[[ Document segment open ]]
The traditional knowledge of Canada’s First Nations can sometimes be cast in opposition to modern Western science. Aboriginal knowledge practices are based on a deep familiarity of the land, with observations passed down over generations through storytelling, in contrast to the structured approach of the modern scientific method. However, scientists are increasingly beginning to understand that Indigenous knowledge can be key to scientific research, particularly in environmental and ecological studies.
Increasingly, scientists are seeking to incorporate Indigenous knowledge into their research in fields ranging from ecology to climatology, on topics such as seasonal changes and animal migration to deepen our understanding of the natural world. Similarly, Indigenous Nations are seeking to use modern science and technology to increase employment opportunities and have a voice in decisions that impact their communities.
In 2015, Fabian Grey, the Consultation Manager for Whitefish Lake (Atikameg) First Nation participated in the Environmental Monitoring Training Technician Program hosted by InnoTech Alberta’s Aboriginal Environmental Services Network. The five-week program aimed to equip First Nations and Métis individuals with the knowledge and skills to work in the environmental services sector and participate in research development decisions. It was also the spark of a new idea: that his Nation could undertake its own wildlife monitoring program, deploying cameras and sensors to survey wildlife populations in its territory and track the impact of local oil sands development.
“We hoped to ease the minds of our membership that the wildlife was out there, and that we were maintaining the population and density of moose,” says Grey. “I believe when we combine traditional knowledge with government and industry’s planned use of the land, we can come up with a way to safely and responsibly extract resources.”
Grey was able to secure funding from the Government of Canada’s Community Based Oil Sands Monitoring Fund (administered by Environment & Climate Change Canada), which allowed his nation to install nearly 100 cameras throughout the area’s wilderness. The program is a partnership between the Whitefish First Nation, InnoTech Alberta and the University of Victoria. Atikameg elders provide advice on camera placement, while community members place and monitor the remote cameras, and identify the species found in photographs. Scientists from InnoTech and UVIC contribute research methodology expertise, training, data analysis and the preparation of scientific manuscripts.
[[ Document segment closed ]]
Please continue the article on the Whitefish Lake First Nation wildlife monitoring program, starting right after its last sentence. The records that follow are taken from a separate source and are unrelated to the article.
[[ Data under study open ]]
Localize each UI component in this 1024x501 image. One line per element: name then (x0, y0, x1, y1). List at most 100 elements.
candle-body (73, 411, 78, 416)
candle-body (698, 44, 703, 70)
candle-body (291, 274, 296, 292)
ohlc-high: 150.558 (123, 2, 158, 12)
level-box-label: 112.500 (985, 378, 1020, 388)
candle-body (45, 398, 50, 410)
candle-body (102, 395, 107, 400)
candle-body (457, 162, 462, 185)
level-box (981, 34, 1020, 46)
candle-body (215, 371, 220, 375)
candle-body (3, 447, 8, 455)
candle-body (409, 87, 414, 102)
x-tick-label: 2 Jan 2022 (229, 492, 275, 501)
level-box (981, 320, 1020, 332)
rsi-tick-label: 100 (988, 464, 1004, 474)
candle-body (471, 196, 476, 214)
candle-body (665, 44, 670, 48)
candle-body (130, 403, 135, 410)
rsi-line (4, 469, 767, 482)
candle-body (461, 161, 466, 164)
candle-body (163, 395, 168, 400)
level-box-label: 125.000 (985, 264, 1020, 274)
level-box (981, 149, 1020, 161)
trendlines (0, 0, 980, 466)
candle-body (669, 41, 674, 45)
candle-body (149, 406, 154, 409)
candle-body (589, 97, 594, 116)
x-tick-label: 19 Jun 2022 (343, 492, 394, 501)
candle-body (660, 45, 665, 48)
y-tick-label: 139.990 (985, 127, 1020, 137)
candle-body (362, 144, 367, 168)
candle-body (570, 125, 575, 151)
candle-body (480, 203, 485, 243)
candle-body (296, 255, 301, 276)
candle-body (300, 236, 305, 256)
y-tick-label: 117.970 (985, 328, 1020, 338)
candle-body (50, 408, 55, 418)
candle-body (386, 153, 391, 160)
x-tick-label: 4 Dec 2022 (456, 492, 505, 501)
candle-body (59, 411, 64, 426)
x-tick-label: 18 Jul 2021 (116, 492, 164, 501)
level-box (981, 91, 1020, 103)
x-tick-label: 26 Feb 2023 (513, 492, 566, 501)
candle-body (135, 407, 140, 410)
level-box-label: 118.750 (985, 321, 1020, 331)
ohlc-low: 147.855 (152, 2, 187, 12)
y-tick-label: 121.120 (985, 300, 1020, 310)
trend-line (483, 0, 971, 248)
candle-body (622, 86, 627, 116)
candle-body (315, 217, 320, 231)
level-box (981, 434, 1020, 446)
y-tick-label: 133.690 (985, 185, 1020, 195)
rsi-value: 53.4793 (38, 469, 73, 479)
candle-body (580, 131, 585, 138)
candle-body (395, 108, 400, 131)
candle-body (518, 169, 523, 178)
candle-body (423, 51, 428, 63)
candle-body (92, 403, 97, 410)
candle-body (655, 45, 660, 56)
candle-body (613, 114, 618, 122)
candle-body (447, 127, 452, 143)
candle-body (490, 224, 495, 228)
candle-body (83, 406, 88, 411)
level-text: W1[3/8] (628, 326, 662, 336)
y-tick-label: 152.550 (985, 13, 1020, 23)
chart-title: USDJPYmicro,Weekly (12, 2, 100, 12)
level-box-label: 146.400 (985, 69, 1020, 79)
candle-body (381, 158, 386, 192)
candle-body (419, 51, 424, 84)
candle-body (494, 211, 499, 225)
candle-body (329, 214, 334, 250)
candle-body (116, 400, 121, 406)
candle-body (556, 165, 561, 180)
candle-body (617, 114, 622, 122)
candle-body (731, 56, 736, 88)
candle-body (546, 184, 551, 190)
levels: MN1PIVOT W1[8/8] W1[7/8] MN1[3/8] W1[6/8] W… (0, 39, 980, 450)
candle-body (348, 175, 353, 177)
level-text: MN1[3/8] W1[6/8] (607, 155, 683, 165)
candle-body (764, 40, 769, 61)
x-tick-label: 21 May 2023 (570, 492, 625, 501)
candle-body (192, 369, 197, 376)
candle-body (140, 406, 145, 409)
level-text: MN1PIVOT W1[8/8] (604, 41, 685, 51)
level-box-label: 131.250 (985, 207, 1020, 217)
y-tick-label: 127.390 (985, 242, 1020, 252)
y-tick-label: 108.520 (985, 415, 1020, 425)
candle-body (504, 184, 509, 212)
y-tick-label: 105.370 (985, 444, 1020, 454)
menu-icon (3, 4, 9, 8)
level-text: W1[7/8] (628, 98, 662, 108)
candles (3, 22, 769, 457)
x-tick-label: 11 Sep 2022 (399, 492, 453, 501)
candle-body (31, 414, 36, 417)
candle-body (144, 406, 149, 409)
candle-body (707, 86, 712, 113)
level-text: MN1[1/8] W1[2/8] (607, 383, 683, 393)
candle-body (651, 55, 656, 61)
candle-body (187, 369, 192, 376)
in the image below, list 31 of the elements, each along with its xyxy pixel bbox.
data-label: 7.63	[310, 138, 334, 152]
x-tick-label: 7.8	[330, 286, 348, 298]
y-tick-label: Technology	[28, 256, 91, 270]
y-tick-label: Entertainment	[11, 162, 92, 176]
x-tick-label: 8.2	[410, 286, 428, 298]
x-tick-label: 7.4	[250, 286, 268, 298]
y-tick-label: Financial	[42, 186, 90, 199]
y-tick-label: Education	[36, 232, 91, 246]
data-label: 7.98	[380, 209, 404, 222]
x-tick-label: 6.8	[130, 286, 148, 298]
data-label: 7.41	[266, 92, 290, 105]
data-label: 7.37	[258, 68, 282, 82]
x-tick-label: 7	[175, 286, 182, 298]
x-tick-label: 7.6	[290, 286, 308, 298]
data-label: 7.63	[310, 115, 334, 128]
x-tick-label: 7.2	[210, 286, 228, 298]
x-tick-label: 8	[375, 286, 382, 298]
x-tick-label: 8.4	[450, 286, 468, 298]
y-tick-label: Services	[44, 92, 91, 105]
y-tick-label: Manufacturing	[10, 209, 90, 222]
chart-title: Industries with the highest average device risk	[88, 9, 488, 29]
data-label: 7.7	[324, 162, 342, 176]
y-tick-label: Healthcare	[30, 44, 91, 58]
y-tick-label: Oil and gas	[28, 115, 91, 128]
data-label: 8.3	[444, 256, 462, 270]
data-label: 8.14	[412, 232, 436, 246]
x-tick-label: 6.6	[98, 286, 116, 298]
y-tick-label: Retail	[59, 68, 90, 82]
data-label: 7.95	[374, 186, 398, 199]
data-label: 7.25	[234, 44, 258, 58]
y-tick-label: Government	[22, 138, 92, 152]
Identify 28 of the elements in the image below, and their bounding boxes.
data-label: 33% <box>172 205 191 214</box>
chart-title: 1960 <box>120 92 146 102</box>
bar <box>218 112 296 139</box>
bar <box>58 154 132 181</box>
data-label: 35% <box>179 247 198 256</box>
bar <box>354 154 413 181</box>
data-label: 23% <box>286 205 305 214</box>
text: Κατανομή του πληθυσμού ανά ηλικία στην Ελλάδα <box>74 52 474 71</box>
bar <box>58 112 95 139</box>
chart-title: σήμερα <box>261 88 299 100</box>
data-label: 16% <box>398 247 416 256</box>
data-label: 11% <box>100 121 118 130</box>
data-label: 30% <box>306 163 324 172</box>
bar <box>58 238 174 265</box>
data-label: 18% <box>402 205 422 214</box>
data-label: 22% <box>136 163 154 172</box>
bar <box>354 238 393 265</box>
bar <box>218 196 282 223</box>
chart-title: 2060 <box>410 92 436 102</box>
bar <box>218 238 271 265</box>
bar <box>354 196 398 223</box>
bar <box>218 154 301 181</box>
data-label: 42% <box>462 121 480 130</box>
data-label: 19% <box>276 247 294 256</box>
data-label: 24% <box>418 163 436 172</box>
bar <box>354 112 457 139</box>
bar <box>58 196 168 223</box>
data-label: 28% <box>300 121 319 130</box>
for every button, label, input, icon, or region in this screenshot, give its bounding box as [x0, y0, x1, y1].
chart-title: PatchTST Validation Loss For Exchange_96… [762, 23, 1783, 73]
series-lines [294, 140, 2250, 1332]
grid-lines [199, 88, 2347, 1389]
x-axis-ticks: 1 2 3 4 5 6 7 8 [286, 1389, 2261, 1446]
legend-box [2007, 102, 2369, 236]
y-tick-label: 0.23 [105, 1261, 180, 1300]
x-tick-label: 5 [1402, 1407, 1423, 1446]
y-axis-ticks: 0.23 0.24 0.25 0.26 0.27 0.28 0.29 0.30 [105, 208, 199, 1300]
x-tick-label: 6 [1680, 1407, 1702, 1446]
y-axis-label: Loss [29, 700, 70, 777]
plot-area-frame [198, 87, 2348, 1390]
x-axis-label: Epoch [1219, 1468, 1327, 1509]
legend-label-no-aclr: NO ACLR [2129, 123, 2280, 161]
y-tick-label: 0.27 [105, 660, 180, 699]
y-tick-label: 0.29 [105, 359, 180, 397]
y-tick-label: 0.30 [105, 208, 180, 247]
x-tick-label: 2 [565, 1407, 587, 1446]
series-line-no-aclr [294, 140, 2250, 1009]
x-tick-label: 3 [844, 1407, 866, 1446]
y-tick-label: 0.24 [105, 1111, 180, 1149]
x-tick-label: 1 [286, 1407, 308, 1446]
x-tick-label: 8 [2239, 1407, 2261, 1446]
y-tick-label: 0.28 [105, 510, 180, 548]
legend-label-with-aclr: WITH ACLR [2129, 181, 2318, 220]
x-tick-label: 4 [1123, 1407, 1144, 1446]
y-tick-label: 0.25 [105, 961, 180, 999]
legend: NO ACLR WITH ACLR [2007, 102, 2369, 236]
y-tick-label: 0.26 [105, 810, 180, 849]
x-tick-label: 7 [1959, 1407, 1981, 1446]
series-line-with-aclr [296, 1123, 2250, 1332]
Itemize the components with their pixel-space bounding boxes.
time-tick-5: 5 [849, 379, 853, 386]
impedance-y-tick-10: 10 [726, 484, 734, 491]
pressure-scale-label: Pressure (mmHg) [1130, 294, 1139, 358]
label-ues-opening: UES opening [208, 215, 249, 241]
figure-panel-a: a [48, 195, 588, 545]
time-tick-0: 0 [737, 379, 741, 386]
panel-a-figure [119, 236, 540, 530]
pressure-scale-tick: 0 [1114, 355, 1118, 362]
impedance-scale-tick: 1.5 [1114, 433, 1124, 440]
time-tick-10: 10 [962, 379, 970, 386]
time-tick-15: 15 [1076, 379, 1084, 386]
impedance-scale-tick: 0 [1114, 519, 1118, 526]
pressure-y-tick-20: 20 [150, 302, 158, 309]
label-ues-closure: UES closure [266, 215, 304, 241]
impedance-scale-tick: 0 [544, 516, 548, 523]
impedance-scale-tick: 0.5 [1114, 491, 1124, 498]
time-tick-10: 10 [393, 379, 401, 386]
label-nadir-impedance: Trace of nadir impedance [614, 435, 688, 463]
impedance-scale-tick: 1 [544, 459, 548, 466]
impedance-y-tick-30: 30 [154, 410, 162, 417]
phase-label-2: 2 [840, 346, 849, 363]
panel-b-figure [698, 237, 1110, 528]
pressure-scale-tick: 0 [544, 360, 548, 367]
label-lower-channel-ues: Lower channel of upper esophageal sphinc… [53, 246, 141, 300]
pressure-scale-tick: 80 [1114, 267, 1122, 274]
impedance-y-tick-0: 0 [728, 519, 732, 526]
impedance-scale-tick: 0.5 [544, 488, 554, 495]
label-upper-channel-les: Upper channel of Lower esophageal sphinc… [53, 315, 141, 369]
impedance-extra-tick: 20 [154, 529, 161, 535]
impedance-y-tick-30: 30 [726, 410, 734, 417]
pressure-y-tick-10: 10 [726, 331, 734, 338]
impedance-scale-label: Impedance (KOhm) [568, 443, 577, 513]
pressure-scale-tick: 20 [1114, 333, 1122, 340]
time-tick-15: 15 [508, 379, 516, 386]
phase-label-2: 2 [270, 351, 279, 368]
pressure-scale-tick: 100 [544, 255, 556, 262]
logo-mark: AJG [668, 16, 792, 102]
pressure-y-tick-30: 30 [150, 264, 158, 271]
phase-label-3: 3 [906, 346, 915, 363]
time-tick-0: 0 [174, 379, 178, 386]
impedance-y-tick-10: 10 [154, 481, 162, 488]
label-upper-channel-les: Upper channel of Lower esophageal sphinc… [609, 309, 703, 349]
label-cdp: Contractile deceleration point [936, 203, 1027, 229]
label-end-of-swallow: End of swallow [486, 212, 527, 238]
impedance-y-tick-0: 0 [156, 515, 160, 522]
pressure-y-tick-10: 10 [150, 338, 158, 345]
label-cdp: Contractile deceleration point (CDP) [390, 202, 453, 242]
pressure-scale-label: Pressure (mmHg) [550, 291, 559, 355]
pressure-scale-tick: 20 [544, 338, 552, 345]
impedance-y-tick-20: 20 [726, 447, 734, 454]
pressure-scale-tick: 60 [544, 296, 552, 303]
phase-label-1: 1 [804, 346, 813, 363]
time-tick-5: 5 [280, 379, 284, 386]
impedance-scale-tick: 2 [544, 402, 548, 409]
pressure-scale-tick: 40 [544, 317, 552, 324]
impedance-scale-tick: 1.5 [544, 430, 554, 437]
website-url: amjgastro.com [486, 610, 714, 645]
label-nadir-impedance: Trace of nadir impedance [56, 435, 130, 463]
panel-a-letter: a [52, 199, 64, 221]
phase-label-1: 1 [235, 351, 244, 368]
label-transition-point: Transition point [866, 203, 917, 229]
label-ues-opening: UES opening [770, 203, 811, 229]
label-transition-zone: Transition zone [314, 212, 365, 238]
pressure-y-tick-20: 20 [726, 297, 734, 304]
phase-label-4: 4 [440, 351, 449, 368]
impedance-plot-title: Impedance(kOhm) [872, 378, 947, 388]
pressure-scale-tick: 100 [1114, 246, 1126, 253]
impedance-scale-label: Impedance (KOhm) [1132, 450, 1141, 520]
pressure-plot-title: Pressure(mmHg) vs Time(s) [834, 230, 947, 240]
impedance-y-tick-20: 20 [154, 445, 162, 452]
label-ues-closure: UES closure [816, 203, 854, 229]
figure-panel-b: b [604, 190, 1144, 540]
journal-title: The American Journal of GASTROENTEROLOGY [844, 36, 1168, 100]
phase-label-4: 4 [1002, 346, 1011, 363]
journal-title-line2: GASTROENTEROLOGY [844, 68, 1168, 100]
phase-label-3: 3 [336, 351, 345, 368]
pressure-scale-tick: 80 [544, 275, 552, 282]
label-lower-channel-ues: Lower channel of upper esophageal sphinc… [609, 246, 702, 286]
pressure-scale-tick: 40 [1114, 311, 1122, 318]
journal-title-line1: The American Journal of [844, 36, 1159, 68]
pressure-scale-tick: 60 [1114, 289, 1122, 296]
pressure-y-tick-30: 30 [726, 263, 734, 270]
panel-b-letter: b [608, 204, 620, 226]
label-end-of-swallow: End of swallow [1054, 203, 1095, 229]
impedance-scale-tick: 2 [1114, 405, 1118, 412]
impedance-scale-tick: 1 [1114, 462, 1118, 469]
[[ Data under study closed ]]
### Expected output
Dr. Shauna-Lee Chai, a scientist at InnoTech Alberta and manager of the Aboriginal Environmental Services Network who assists with the wildlife monitoring project, says that listening to Indigenous voices has had a positive impact on the quality of the data collected. Unlike some wildlife monitoring programs, the cameras in Atikameg are far from roadways, hidden in the deep bush where humans rarely travel. It was an approach that elders from Whitefish First Nation pushed for, despite reticence from InnoTech Alberta’s staff.
“As scientists, we’ll often make it more convenient for ourselves by putting cameras up along a trail or the side of a road, so there’s less toiling in the deep woods,” says Dr Chai says. “That was the part that the community pushed back on. They were really adamant that they wanted a sample design that was close to random, and they went for it.”
While many deep woods monitoring programs depend on helicopters to place monitors in backcountry location, Grey’s six-person team successfully placed 75 cameras in just 13 days, either by foot or on ATV. That decision resulted in better, more accurate data, since animal populations may avoid areas with human activity and are less likely to appear on trail-side cameras.
Scientists are working with Grey and his team to publish a peer-reviewed study of their study results, but the study also has a positive impact on Whitefish First Nations’ ability to be a full participant in decisions about resource development on or near their territory.
By doing their own wildlife monitoring, members of the community are able to support their traditions with an understanding of scientific data, and make informed decisions about when, where and how to allow oil and gas or forestry companies to work in the area while reducing the impact on local plant and animal life.
“We know the history of the land, its ups and down, its seasonal changes, because we’re on the land every day. But then we have somebody come and tell us, we can’t do this or we have to do that, and they don’t tell us why,” says Grey. “It’s better to engage the people that are in the area, because you don’t understand it the way we do. We say that the people that hunt, the people that pick berries, the people that pick medicine, they all have a certain chapter to a book. We all contribute to that book.”